───── Exercise input

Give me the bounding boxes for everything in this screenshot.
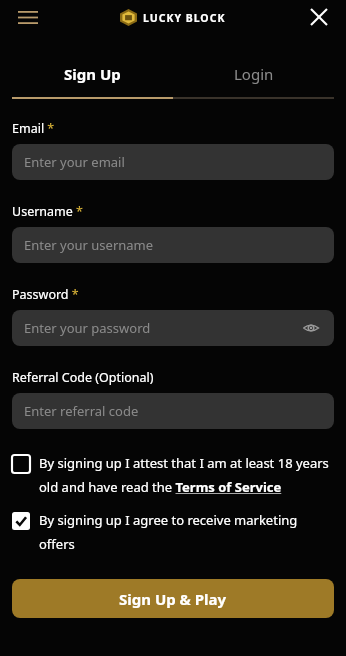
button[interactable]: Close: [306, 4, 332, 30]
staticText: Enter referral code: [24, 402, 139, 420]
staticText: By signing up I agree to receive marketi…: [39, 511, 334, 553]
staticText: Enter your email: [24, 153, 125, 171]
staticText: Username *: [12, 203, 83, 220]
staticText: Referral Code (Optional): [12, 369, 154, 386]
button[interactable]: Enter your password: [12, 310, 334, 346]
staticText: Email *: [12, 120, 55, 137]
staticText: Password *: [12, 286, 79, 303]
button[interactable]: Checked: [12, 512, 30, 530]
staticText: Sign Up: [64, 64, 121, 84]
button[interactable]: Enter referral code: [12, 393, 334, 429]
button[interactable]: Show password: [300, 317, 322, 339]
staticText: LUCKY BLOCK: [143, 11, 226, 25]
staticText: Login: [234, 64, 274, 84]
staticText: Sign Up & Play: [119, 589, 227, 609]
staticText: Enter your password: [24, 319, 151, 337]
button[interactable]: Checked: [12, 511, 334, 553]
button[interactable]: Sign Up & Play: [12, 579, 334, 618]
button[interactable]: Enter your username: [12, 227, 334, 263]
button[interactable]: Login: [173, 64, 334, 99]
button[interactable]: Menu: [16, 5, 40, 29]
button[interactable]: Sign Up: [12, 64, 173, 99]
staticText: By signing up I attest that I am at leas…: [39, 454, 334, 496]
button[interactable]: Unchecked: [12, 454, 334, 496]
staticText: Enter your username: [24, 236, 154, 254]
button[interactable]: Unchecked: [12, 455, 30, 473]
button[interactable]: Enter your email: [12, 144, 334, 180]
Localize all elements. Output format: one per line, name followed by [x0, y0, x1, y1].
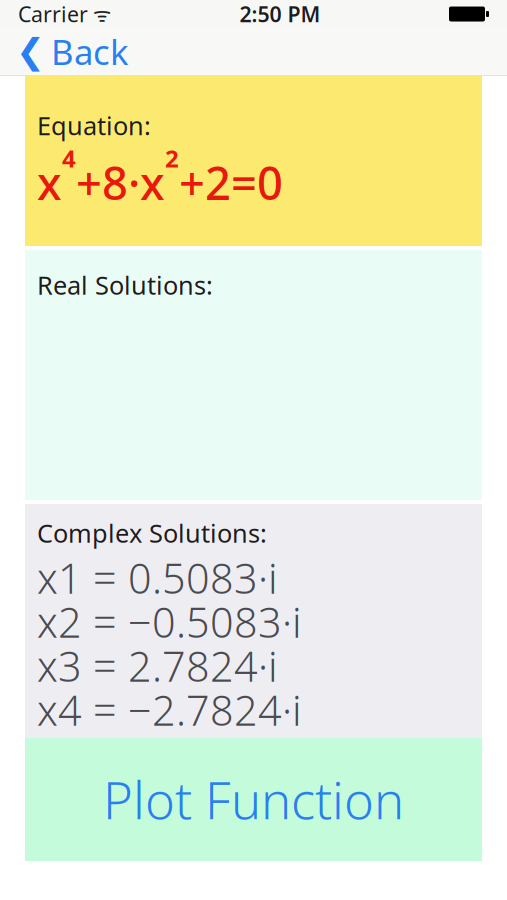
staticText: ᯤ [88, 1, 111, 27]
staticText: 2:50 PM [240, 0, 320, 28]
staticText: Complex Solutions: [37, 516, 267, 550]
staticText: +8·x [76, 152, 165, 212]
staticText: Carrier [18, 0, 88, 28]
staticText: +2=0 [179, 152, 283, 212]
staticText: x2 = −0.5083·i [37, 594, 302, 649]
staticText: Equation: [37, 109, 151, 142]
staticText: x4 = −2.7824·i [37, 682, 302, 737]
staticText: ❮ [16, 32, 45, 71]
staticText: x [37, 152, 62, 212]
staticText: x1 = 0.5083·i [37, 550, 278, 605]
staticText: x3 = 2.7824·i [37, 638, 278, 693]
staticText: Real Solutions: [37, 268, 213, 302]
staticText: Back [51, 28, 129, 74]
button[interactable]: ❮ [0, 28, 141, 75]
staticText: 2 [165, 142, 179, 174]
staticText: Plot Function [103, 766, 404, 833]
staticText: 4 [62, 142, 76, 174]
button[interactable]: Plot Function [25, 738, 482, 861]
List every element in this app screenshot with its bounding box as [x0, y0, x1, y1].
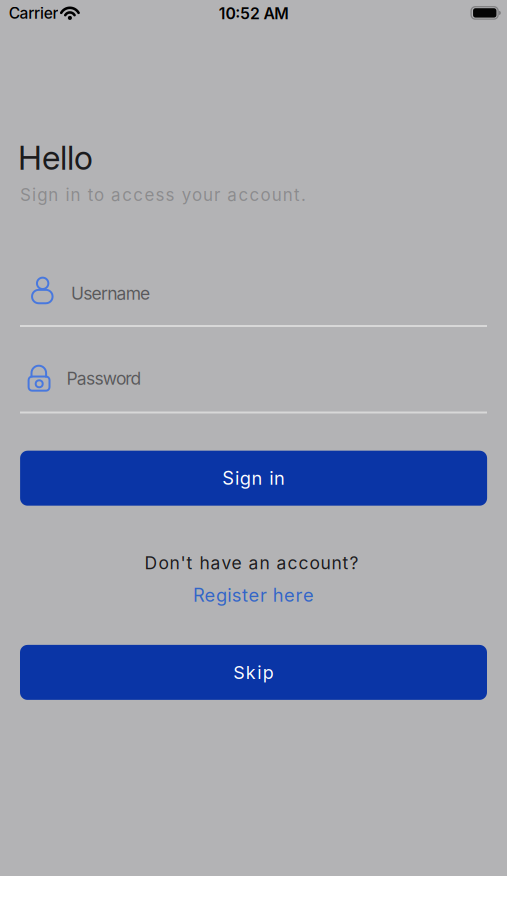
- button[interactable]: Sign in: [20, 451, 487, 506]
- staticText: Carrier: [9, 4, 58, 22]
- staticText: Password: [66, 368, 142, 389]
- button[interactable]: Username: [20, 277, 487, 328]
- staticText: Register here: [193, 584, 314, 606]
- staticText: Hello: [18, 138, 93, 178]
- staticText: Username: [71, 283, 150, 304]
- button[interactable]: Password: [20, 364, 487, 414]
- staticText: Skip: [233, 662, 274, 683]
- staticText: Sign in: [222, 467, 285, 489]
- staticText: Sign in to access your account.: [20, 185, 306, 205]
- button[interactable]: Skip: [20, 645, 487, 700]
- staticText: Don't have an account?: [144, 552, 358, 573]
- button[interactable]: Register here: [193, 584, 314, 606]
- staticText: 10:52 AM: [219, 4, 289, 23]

──────────

**Directions for this task:** Copy the lines from the one containing "- button[interactable]: Sign" through the one containing "- staticText: Sign in to", both included, without any changes.

**Final result:**
- button[interactable]: Sign in: [20, 451, 487, 506]
- staticText: Carrier: [9, 4, 58, 22]
- staticText: Password: [66, 368, 142, 389]
- button[interactable]: Username: [20, 277, 487, 328]
- staticText: Register here: [193, 584, 314, 606]
- staticText: Hello: [18, 138, 93, 178]
- staticText: Username: [71, 283, 150, 304]
- button[interactable]: Password: [20, 364, 487, 414]
- staticText: Skip: [233, 662, 274, 683]
- staticText: Sign in: [222, 467, 285, 489]
- staticText: Sign in to access your account.: [20, 185, 306, 205]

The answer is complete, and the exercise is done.